TEXT
== Segment start ==

Krantz, Blumenthal and colleagues set out to find if participants in the study were truly allergic to the COVID-19 vaccines.
“If you're allergic to something, you have an IgE antibody, [so] you have to avoid it,” Blumenthal said. “That’s really important for mRNA vaccines: were people forming true, classic allergy to these vaccines?”
From January 1, 2021-March 31, 2021, the investigators enrolled 189 patients from participating centers, all of whom recorded an immediate reaction to their first Pfizer-BioNTech or Moderna vaccine.
Patient population demographics showed that the mean age of all patients was 43 years, and that most of the total population (86%) were women. Of the vaccine first-dose reactions, 130 (69%) were Moderna and 59 (31%) were Pfizer-BioNTech.
Allergic reactions were defined as symptom onset within 4 hours of dose 1, at least 1 allergic symptom, and referral for an allergy/immunology consultation with in-clinic or tele-heath assessment.

== Segment end ==

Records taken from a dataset
== Segment start ==

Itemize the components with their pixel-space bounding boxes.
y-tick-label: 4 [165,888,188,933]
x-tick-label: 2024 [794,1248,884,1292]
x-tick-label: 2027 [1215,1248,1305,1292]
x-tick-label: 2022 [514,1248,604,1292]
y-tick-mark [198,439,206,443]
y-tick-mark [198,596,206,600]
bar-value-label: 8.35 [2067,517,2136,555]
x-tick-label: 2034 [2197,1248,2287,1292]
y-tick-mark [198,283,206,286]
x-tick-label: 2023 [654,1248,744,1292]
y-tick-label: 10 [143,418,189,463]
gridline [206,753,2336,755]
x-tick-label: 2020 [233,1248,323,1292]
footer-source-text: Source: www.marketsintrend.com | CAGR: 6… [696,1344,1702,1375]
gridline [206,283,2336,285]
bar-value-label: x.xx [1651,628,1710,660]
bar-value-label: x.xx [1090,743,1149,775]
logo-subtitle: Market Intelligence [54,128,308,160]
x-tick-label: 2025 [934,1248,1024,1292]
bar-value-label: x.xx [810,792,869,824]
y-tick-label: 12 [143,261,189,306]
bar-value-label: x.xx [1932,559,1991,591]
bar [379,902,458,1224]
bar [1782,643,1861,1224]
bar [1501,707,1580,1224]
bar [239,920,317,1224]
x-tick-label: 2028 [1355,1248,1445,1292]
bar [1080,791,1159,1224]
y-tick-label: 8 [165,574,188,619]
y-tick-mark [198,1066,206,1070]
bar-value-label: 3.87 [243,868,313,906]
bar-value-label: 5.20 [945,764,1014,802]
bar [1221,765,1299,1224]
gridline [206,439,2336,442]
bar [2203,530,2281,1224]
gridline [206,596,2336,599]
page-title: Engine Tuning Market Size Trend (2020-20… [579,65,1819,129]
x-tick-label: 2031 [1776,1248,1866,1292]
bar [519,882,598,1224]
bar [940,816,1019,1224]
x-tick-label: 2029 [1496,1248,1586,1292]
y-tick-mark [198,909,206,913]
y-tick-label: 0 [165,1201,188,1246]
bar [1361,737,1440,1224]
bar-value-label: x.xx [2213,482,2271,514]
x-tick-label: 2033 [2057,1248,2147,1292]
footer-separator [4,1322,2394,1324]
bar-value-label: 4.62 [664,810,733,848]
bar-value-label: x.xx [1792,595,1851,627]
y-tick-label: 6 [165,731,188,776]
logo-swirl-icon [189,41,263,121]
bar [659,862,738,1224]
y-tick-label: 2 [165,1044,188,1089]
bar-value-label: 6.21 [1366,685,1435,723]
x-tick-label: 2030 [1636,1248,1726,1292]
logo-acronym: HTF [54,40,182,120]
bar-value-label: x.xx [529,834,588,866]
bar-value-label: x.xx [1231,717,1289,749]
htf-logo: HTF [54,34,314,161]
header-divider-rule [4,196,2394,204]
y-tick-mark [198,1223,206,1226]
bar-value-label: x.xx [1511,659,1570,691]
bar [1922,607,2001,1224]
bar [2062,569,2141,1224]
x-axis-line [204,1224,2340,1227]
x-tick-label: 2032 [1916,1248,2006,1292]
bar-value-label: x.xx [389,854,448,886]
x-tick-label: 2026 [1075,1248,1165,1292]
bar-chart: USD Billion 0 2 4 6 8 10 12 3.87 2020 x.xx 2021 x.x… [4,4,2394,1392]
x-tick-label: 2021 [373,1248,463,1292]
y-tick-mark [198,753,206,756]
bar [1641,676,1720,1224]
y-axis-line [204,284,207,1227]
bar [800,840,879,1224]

== Segment end ==

Give every percentage in the vaccine allergy text above, each with what it measures.

RESULT OF THIS TASK
- 86%: the share of the total patient population who were women
- 69%: the share of vaccine first-dose reactions that were to Moderna (130 patients)
- 31%: the share of vaccine first-dose reactions that were to Pfizer-BioNTech (59 patients)